■ **THE REQUEST**
Copy out, unchanged, the entries below from the "Convert this document image to plain text." line to the final line. Omit pictures.

■ **STORED ROWS**
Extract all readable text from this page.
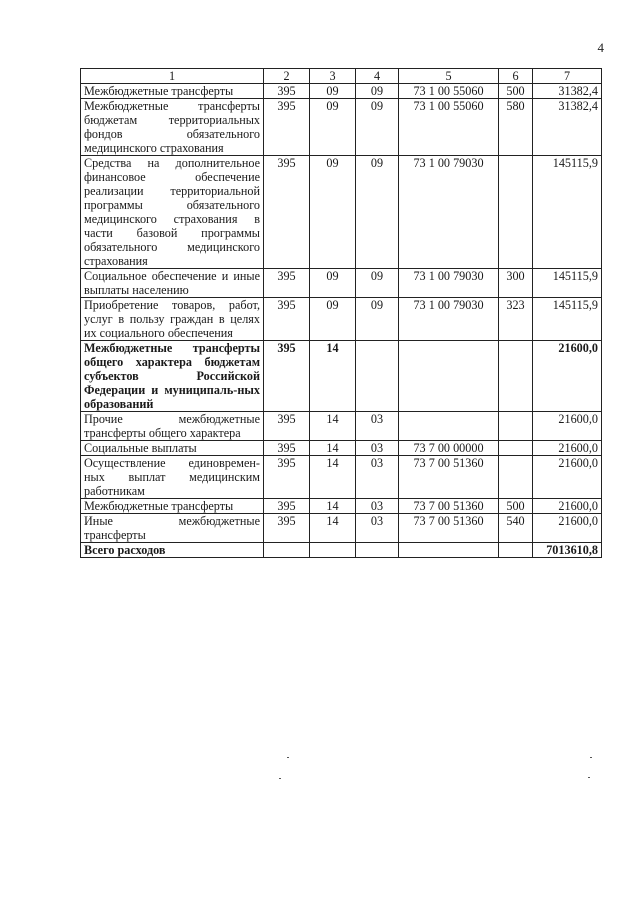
4
1	2	3	4	5	6	7
Межбюджетные трансферты	395	09	09	73 1 00 55060	500	31382,4
Межбюджетные трансферты бюджетам территориальных фондов обязательного медицинского страхования	395	09	09	73 1 00 55060	580	31382,4
Средства на дополнительное финансовое обеспечение реализации территориальной программы обязательного медицинского страхования в части базовой программы обязательного медицинского страхования	395	09	09	73 1 00 79030		145115,9
Социальное обеспечение и иные выплаты населению	395	09	09	73 1 00 79030	300	145115,9
Приобретение товаров, работ, услуг в пользу граждан в целях их социального обеспечения	395	09	09	73 1 00 79030	323	145115,9
Межбюджетные трансферты общего характера бюджетам субъектов Российской Федерации и муниципаль-ных образований	395	14				21600,0
Прочие межбюджетные трансферты общего характера	395	14	03			21600,0
Социальные выплаты	395	14	03	73 7 00 00000		21600,0
Осуществление единовремен-ных выплат медицинским работникам	395	14	03	73 7 00 51360		21600,0
Межбюджетные трансферты	395	14	03	73 7 00 51360	500	21600,0
Иные межбюджетные трансферты	395	14	03	73 7 00 51360	540	21600,0
Всего расходов						7013610,8
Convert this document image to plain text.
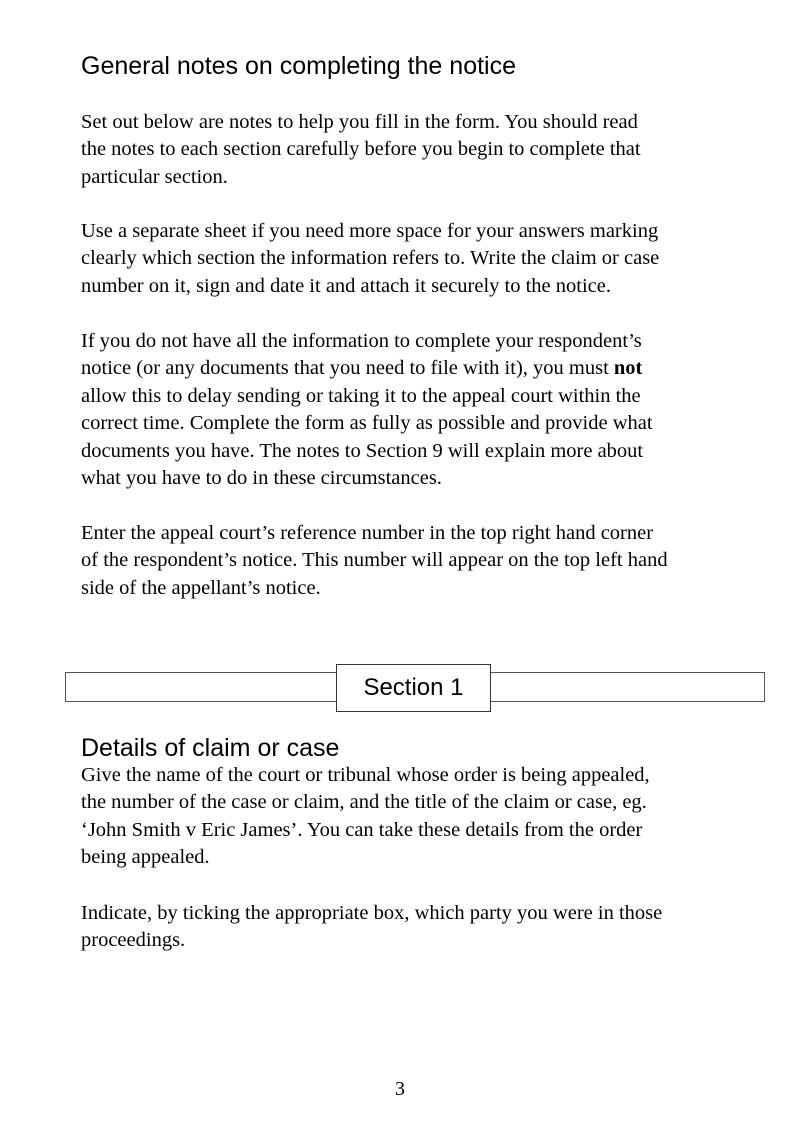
General notes on completing the notice

Set out below are notes to help you fill in the form. You should read
the notes to each section carefully before you begin to complete that
particular section.

Use a separate sheet if you need more space for your answers marking
clearly which section the information refers to. Write the claim or case
number on it, sign and date it and attach it securely to the notice.

If you do not have all the information to complete your respondent’s
notice (or any documents that you need to file with it), you must not
allow this to delay sending or taking it to the appeal court within the
correct time. Complete the form as fully as possible and provide what
documents you have. The notes to Section 9 will explain more about
what you have to do in these circumstances.

Enter the appeal court’s reference number in the top right hand corner
of the respondent’s notice. This number will appear on the top left hand
side of the appellant’s notice.

Section 1
Details of claim or case

Give the name of the court or tribunal whose order is being appealed,
the number of the case or claim, and the title of the claim or case, eg.
‘John Smith v Eric James’. You can take these details from the order
being appealed.

Indicate, by ticking the appropriate box, which party you were in those
proceedings.

3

■ **COMPLETED EXERCISE**
Convert this document image to plain text.
General notes on completing the notice

Set out below are notes to help you fill in the form. You should read
the notes to each section carefully before you begin to complete that
particular section.

Use a separate sheet if you need more space for your answers marking
clearly which section the information refers to. Write the claim or case
number on it, sign and date it and attach it securely to the notice.

If you do not have all the information to complete your respondent’s
notice (or any documents that you need to file with it), you must not
allow this to delay sending or taking it to the appeal court within the
correct time. Complete the form as fully as possible and provide what
documents you have. The notes to Section 9 will explain more about
what you have to do in these circumstances.

Enter the appeal court’s reference number in the top right hand corner
of the respondent’s notice. This number will appear on the top left hand
side of the appellant’s notice.

Section 1
Details of claim or case

Give the name of the court or tribunal whose order is being appealed,
the number of the case or claim, and the title of the claim or case, eg.
‘John Smith v Eric James’. You can take these details from the order
being appealed.

Indicate, by ticking the appropriate box, which party you were in those
proceedings.

3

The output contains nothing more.